Estos programas no entienden palabras con lo cual pasamos la variable Gender (que es Male o Female) por Male (que devuelve 1 si es hombre, 0 si es mujer)

In [None]:
telco['male'] = np.where(telco['gender'] == 'Male', 1, 0)

telco.drop(['gender'], axis=1, inplace=True)

In [None]:
import matplotlib.ticker as mtick

colors = ['lightblue','red']
seniority_churn = telco.groupby(['male','Churn']).size().unstack()

ax = (seniority_churn.T*100.0 / seniority_churn.T.sum()).T.plot(kind='bar',
                                                                width = 0.2,
                                                                stacked = True,
                                                                rot = 0,
                                                                figsize = (8,6),
                                                                color = colors)
ax.yaxis.set_major_formatter(mtick.PercentFormatter())
ax.set_ylabel('% Customers')
ax.set_title('Churn by MultipleLines',size = 14)


# Code to add the data labels on the stacked bar chart
for p in ax.patches:
    width, height = p.get_width(), p.get_height()
    x, y = p.get_xy()

MATERIAL:
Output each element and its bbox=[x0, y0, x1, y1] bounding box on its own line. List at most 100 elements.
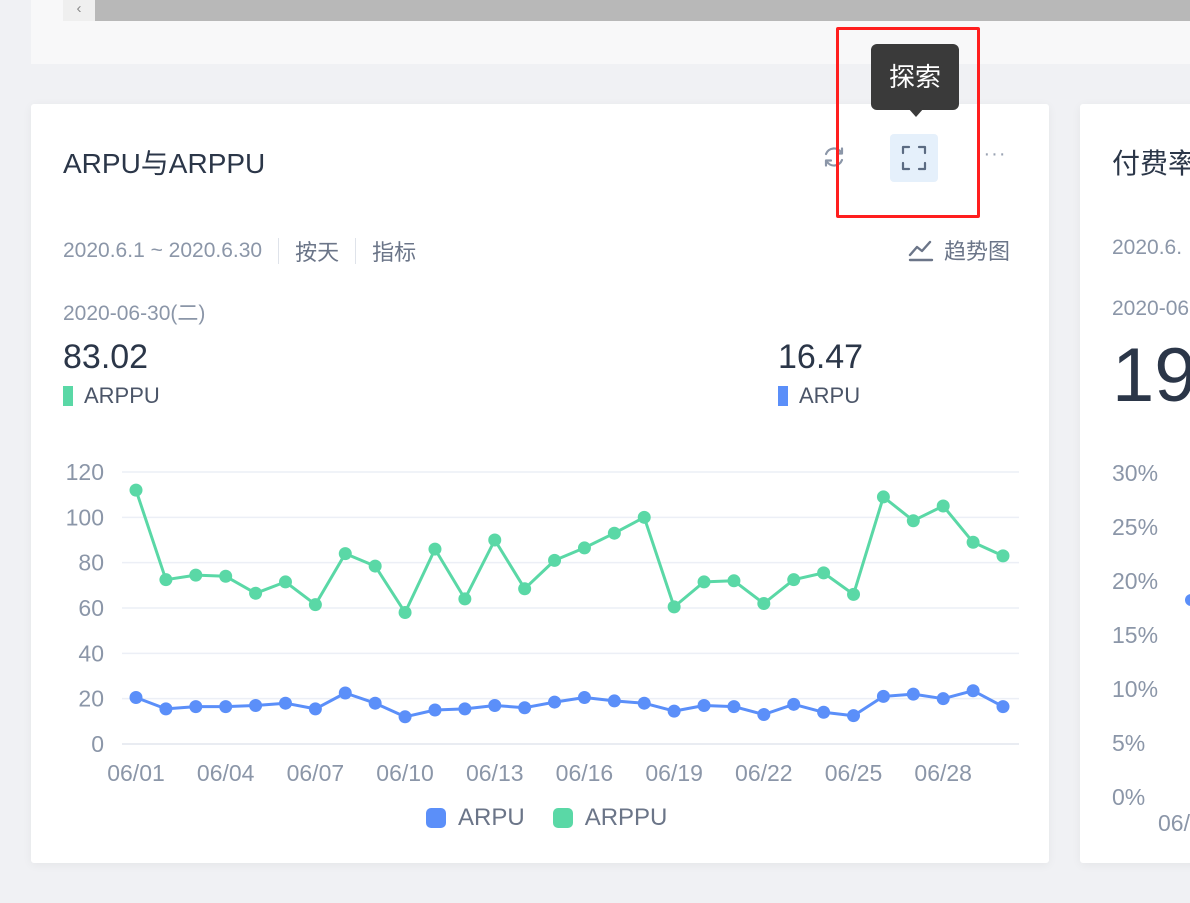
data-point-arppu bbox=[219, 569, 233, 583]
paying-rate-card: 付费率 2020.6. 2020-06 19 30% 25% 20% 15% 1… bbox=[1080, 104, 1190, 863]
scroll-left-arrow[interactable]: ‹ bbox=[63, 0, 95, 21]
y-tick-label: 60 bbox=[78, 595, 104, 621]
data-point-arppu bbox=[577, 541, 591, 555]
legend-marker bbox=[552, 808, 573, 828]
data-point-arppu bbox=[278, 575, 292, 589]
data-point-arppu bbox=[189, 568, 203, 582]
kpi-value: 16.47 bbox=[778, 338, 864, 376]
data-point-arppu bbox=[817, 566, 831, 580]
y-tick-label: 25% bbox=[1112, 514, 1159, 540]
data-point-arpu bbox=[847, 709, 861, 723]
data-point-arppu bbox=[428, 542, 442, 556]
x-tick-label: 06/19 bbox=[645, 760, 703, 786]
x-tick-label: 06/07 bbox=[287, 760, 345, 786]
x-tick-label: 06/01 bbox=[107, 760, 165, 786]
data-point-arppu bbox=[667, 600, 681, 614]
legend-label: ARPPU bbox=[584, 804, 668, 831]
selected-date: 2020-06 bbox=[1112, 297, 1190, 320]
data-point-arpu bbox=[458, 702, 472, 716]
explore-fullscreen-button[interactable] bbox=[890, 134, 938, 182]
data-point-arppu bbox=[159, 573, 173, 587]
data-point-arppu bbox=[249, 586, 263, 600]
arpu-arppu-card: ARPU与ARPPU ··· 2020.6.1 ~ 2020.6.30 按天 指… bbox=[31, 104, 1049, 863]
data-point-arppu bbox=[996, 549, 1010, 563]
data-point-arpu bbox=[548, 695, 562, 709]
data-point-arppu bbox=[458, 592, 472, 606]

EJERCICIO: Sigue escribiendo el fragmento de código sobre la baja de clientes a partir de su última línea.

RESULTADO:
    ax.annotate('{:.0f}%'.format(height), (p.get_x()+.25*width, p.get_y()+.4*height),
                color = 'white',
               weight = 'bold',size =14)

Solo aporta ruido

In [None]:
telco.drop(['male'], axis=1, inplace=True)

### 4.2.5 Senior Citizen

In [None]:
import matplotlib.ticker as mtick

colors = ['lightblue','red']
seniority_churn = telco.groupby(['SeniorCitizen','Churn']).size().unstack()

ax = (seniority_churn.T*100.0 / seniority_churn.T.sum()).T.plot(kind='bar',
                                                                width = 0.5,
                                                                stacked = True,
                                                                rot = 0,
                                                                figsize = (8,6),
                                                                color = colors)
ax.yaxis.set_major_formatter(mtick.PercentFormatter())
ax.set_ylabel('% Customers')
ax.set_title('Churn by Seniority Level',size = 14)


# Code to add the data labels on the stacked bar chart
for p in ax.patches:
    width, height = p.get_width(), p.get_height()
    x, y = p.get_xy()
    ax.annotate('{:.0f}%'.format(height), (p.get_x()+.25*width, p.get_y()+.4*height),
                color = 'white',
               weight = 'bold',size =14)

### 4.2.6 Family Members

In [None]:
telco['FamilyMembers']= telco['Dependents'] + telco['Partner']

In [None]:
import matplotlib.ticker as mtick

colors = ['lightblue','red']
seniority_churn = telco.groupby(['FamilyMembers','Churn']).size().unstack()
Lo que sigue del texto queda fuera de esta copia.